Such settings would be in /etc/X11/xorg.conf, if that exists it could help to remove it.
What I do think could be the difference is that I upgraded through YaST. I uninstalled Apper long ago–it’s too buggy.
That should not matter as Apper (PackageKit to be precise) use the same as YaST or zypper does for actually installing the packages: libzypp.
If I read your post correctly, you uninstalled the 331 driver via YaST, but never tried installing it that way. That’s what I would try.
He said he tried the 1-click install, that one does use YaST.
But what could have happened is that the wrong kernel module package (nvidia-gfxG0X-kmp-*) has been installed. This can happen especially if you uninstalled the driver before because the correct kmp package will then be added to libzypp’s SoftLocks list so it doesn’t get installed again automatically.
So please explicitely select in YaST the matching kmp for the kernel you use.
And Apper isn’t very buggy. The libzypp backend was, but most of the bugs should be fixed for a long time…
He said he tried to 1-click install the 319 driver to get it back. My reading of his post is that he never tried to reinstall the 331 driver with YaST, 1-click or otherwise.
Yes, but if he clicked on the 1-click install now, it would install the 331.20 driver, because the 319.xx one is not in the repo anymore. The 1-click install doesn’t pick a specific driver version.

* DATASET CONTENT:
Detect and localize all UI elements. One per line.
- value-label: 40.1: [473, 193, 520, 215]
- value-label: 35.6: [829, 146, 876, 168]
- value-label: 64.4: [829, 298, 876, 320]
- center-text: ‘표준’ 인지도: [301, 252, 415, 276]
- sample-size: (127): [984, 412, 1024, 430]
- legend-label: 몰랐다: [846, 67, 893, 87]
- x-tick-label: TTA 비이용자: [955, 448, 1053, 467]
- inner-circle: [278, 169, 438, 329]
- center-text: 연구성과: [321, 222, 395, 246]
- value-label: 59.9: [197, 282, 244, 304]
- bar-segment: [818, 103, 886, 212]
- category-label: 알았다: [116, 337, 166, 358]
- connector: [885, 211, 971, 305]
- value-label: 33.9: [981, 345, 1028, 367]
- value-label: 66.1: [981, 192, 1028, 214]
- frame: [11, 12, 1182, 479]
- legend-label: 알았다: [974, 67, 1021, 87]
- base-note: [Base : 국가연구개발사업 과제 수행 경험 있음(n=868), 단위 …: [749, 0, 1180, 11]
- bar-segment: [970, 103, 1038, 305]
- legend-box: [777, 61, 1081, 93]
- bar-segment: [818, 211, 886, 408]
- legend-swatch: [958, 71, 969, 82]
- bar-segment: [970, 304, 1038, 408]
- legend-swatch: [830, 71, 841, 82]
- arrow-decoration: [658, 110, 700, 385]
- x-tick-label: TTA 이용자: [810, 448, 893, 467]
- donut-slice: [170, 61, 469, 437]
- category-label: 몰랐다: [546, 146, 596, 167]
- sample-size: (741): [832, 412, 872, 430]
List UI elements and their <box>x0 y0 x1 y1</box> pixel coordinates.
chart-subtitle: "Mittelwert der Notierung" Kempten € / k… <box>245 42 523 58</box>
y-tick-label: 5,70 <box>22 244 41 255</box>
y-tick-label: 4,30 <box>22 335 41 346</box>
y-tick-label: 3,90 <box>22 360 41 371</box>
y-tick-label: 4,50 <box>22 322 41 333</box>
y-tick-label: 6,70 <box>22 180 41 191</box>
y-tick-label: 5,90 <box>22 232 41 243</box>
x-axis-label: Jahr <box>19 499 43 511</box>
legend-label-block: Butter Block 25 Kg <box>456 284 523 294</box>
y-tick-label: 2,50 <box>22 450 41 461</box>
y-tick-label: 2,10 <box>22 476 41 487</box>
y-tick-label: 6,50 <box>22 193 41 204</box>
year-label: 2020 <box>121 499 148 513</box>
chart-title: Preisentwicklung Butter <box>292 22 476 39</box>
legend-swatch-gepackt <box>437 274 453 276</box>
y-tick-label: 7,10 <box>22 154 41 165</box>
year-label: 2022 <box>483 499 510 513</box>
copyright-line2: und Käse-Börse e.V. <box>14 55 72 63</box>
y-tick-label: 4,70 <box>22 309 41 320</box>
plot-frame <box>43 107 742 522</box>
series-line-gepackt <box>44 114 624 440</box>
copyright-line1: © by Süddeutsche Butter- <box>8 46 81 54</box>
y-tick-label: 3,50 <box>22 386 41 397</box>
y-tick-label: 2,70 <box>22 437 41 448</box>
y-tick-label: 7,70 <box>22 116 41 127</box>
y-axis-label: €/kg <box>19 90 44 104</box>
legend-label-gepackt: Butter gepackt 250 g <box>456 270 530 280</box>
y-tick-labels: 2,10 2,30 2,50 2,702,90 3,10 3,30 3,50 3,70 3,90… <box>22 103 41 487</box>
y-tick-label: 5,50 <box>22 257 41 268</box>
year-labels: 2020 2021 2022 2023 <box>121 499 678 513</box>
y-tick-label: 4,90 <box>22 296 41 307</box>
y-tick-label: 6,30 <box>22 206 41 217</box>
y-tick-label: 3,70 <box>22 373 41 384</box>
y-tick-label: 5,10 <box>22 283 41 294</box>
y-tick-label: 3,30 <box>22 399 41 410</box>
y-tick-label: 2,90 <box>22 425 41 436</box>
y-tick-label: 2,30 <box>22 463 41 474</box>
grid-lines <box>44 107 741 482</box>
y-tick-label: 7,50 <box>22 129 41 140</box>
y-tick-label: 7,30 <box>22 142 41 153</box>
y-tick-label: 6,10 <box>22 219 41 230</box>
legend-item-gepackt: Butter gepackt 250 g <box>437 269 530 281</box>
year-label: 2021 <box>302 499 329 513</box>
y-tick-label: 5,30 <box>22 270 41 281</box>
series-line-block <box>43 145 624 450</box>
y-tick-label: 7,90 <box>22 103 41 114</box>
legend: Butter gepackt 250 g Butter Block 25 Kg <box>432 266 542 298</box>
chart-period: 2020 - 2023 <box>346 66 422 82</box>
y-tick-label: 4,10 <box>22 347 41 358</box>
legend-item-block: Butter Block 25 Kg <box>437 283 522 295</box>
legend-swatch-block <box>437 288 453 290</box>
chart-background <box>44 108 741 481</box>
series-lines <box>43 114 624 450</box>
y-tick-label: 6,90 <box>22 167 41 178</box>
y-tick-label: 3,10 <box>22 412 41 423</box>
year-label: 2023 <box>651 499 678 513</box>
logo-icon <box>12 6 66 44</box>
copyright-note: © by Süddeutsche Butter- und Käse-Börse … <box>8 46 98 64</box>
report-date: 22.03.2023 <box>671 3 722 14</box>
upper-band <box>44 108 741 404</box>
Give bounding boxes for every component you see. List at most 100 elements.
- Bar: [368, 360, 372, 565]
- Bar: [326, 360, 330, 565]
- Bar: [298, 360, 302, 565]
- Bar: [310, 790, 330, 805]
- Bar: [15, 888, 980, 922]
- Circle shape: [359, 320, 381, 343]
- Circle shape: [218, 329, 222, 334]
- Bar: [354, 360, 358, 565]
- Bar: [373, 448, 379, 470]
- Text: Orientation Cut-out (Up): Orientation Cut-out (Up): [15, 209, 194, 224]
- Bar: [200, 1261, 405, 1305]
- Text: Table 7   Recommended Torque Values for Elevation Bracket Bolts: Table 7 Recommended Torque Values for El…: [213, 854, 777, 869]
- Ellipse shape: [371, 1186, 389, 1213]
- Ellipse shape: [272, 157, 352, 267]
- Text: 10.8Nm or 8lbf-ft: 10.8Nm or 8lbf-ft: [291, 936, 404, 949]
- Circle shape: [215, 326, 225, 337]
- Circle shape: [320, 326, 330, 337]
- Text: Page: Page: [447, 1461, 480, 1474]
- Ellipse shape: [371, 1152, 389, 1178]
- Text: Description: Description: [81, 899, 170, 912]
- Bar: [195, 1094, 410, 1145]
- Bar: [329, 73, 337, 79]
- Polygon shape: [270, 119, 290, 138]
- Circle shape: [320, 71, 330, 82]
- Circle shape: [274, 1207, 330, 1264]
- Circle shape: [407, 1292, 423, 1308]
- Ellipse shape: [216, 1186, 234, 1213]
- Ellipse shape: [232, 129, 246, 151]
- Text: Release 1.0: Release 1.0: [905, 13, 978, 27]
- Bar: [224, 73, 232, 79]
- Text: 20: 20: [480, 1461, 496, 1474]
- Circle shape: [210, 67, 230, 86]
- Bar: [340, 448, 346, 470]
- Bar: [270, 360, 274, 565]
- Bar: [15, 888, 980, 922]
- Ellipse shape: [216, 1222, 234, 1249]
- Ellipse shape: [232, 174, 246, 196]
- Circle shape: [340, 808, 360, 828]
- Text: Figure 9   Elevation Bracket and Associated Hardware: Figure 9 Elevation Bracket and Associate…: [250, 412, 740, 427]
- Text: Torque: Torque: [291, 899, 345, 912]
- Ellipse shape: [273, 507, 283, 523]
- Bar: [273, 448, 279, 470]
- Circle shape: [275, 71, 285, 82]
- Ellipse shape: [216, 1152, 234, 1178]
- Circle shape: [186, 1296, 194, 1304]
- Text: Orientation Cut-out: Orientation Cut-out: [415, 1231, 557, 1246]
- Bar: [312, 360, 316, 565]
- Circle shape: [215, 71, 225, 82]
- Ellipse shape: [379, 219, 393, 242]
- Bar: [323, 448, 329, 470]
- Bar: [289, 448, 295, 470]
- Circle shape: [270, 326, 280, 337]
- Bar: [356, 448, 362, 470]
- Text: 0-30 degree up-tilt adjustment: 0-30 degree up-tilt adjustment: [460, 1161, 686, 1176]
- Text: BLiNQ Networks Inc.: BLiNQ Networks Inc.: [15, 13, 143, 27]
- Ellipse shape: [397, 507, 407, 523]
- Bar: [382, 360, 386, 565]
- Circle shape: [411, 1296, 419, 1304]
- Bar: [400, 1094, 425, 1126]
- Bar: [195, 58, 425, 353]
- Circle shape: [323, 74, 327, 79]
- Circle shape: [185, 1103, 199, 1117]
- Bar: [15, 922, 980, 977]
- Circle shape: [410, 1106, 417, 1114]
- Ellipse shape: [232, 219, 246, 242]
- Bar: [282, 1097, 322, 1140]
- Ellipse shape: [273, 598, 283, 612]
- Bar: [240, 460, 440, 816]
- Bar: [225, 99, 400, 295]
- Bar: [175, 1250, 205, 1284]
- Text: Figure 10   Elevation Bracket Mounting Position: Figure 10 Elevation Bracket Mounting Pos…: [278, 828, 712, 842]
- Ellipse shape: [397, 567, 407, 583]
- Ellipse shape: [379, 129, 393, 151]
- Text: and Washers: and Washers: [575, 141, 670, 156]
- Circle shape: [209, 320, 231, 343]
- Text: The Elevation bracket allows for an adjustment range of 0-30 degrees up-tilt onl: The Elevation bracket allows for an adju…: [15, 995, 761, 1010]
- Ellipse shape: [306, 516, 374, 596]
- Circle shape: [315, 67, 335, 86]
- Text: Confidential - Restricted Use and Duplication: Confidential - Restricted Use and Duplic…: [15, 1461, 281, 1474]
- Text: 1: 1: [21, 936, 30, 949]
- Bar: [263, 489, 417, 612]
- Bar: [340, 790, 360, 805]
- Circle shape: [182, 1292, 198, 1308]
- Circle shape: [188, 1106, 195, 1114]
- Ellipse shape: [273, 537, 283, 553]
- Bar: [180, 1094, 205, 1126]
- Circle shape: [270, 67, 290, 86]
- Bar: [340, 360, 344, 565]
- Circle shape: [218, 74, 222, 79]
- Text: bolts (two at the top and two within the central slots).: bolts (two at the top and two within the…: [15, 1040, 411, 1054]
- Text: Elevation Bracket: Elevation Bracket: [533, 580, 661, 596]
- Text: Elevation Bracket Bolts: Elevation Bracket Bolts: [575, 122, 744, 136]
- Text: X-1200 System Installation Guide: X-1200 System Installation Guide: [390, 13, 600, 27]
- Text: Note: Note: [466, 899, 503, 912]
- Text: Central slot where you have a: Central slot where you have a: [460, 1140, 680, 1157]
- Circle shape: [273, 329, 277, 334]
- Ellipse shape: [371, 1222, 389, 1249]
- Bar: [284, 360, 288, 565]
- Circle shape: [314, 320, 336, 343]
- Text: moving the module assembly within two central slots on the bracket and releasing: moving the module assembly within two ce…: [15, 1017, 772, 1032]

* WHAT THE TASK REQUIRES: Quote everything in the Nvidia driver discussion from "That should not" down to "installed again automatically.".

* TASK SOLUTION:
That should not matter as Apper (PackageKit to be precise) use the same as YaST or zypper does for actually installing the packages: libzypp.
If I read your post correctly, you uninstalled the 331 driver via YaST, but never tried installing it that way. That’s what I would try.
He said he tried the 1-click install, that one does use YaST.
But what could have happened is that the wrong kernel module package (nvidia-gfxG0X-kmp-*) has been installed. This can happen especially if you uninstalled the driver before because the correct kmp package will then be added to libzypp’s SoftLocks list so it doesn’t get installed again automatically.